> **Task requirements**: Without the pictures, set down the records below word for word.

> **Records for processing**:
## START

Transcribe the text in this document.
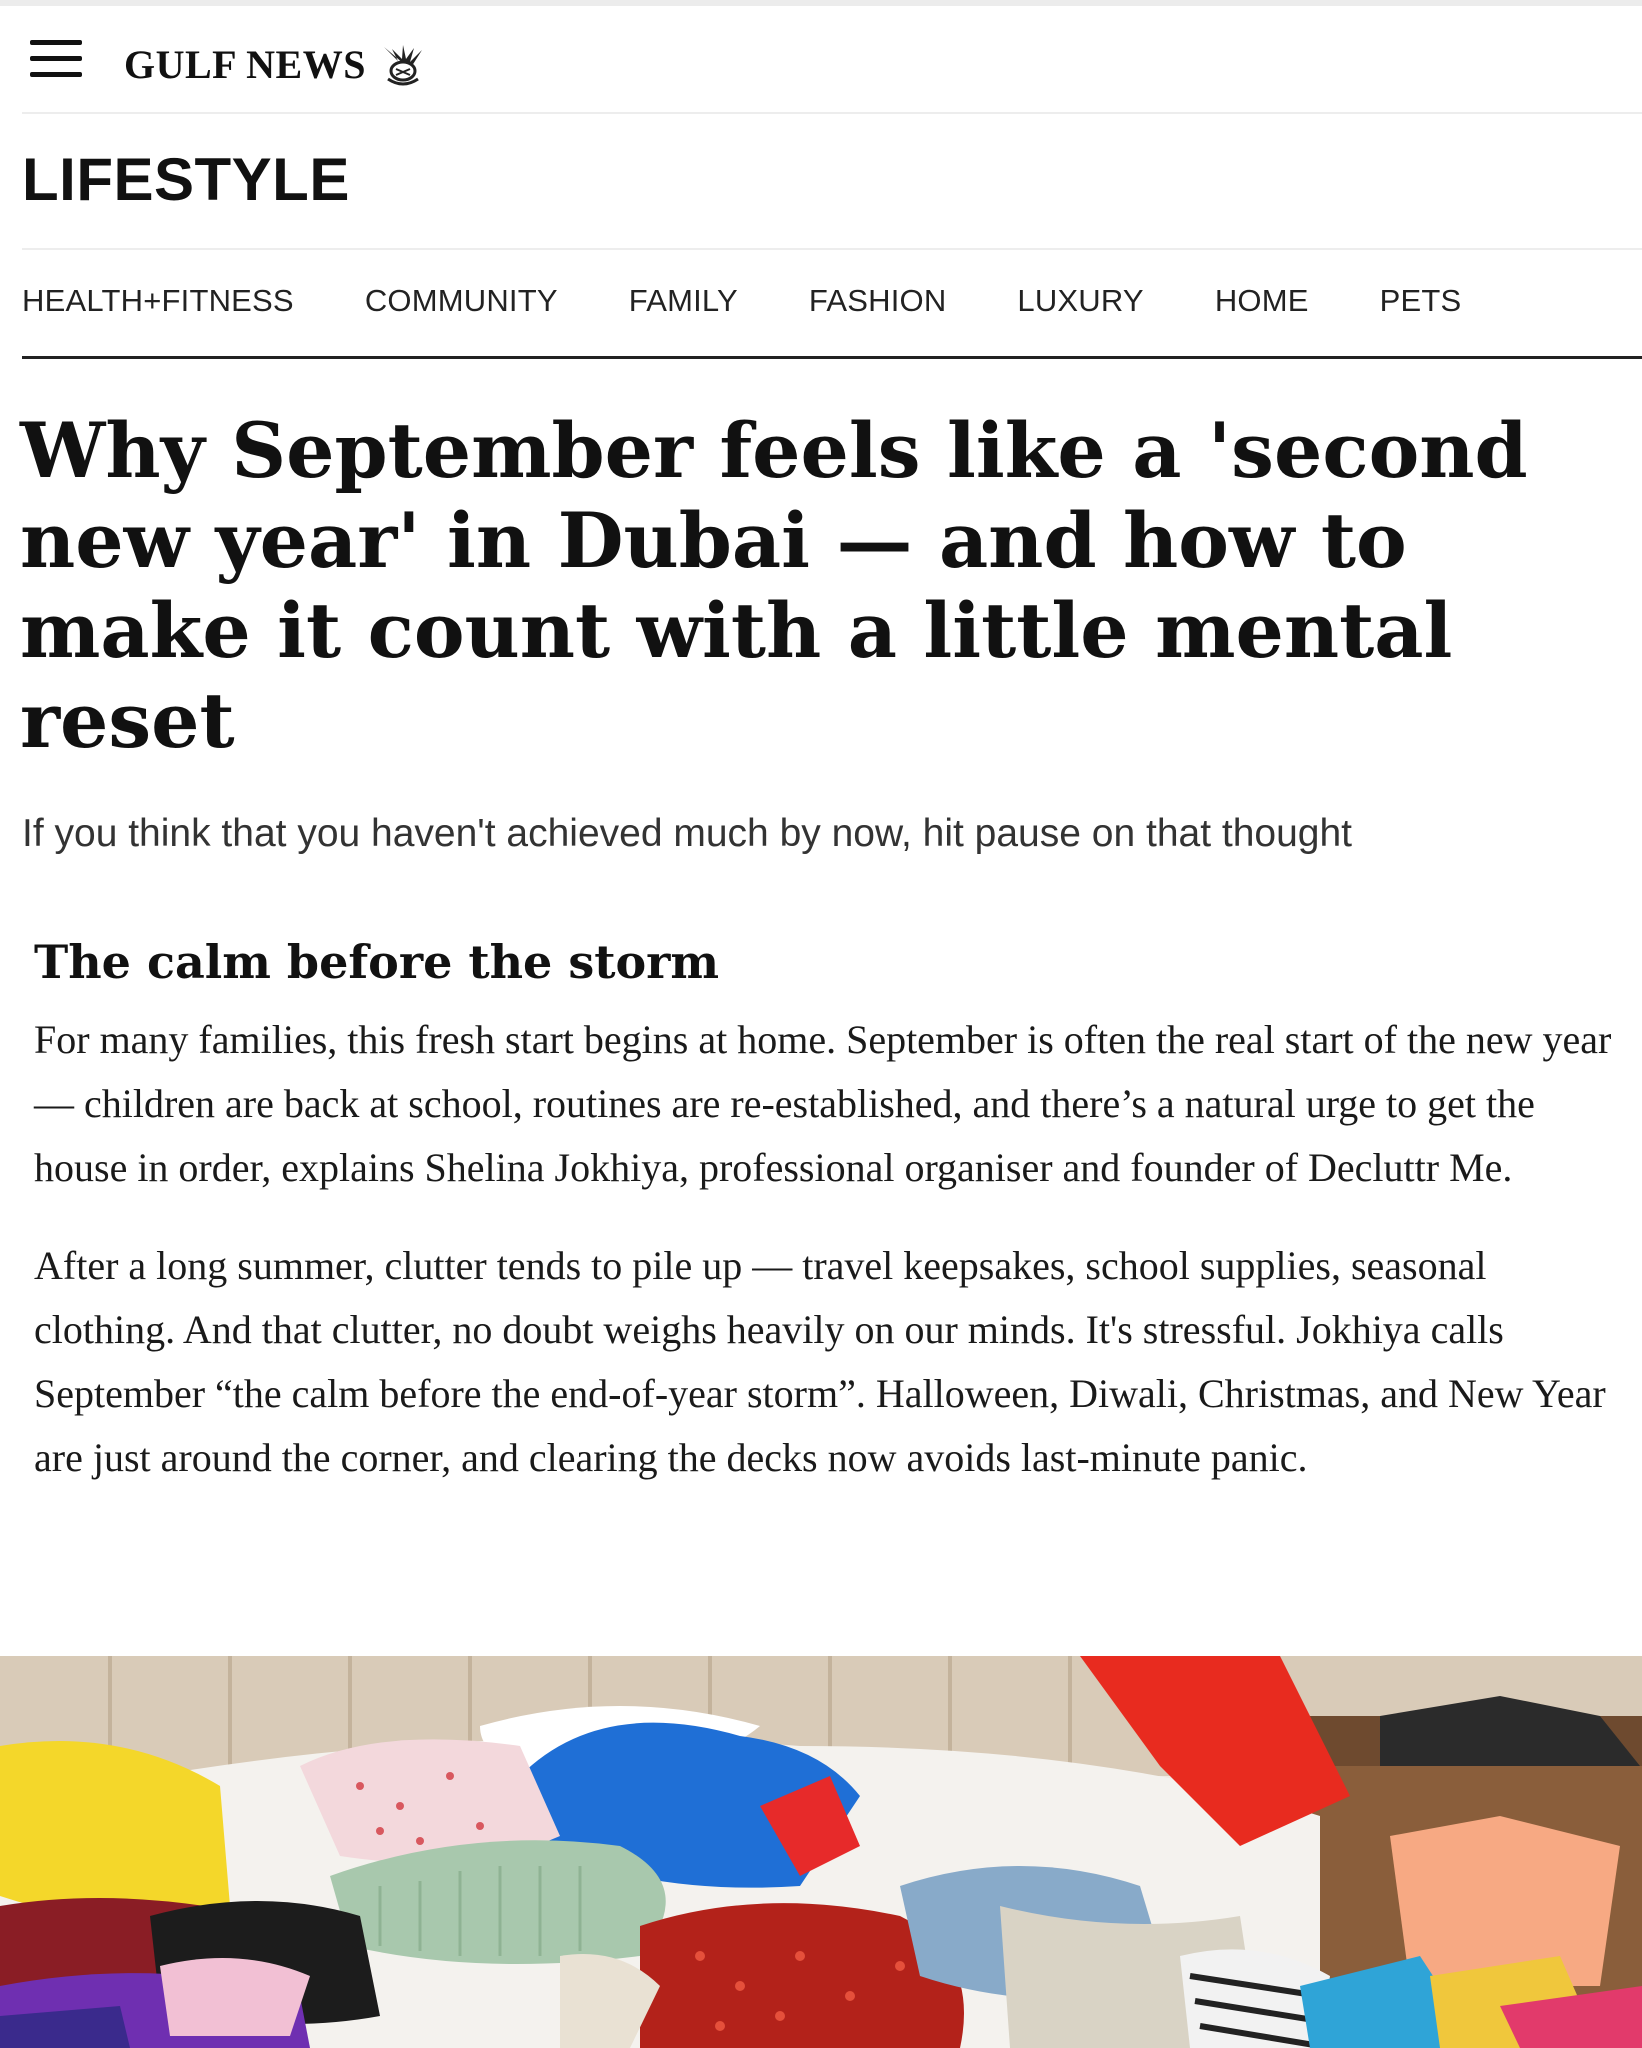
GULF NEWS
LIFESTYLE
HEALTH+FITNESS COMMUNITY FAMILY FASHION LUXURY HOME PETS
Why September feels like a 'second new year' in Dubai — and how to make it count with a little mental reset

If you think that you haven't achieved much by now, hit pause on that thought

The calm before the storm

For many families, this fresh start begins at home. September is often the real start of the new year — children are back at school, routines are re-established, and there’s a natural urge to get the house in order, explains Shelina Jokhiya, professional organiser and founder of Decluttr Me.

After a long summer, clutter tends to pile up — travel keepsakes, school supplies, seasonal clothing. And that clutter, no doubt weighs heavily on our minds. It's stressful. Jokhiya calls September “the calm before the end-of-year storm”. Halloween, Diwali, Christmas, and New Year are just around the corner, and clearing the decks now avoids last-minute panic.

## END

> **Solution for this task**:
Transcribe the text in this document.
GULF NEWS
LIFESTYLE
HEALTH+FITNESS COMMUNITY FAMILY FASHION LUXURY HOME PETS
Why September feels like a 'second new year' in Dubai — and how to make it count with a little mental reset

If you think that you haven't achieved much by now, hit pause on that thought

The calm before the storm

For many families, this fresh start begins at home. September is often the real start of the new year — children are back at school, routines are re-established, and there’s a natural urge to get the house in order, explains Shelina Jokhiya, professional organiser and founder of Decluttr Me.

After a long summer, clutter tends to pile up — travel keepsakes, school supplies, seasonal clothing. And that clutter, no doubt weighs heavily on our minds. It's stressful. Jokhiya calls September “the calm before the end-of-year storm”. Halloween, Diwali, Christmas, and New Year are just around the corner, and clearing the decks now avoids last-minute panic.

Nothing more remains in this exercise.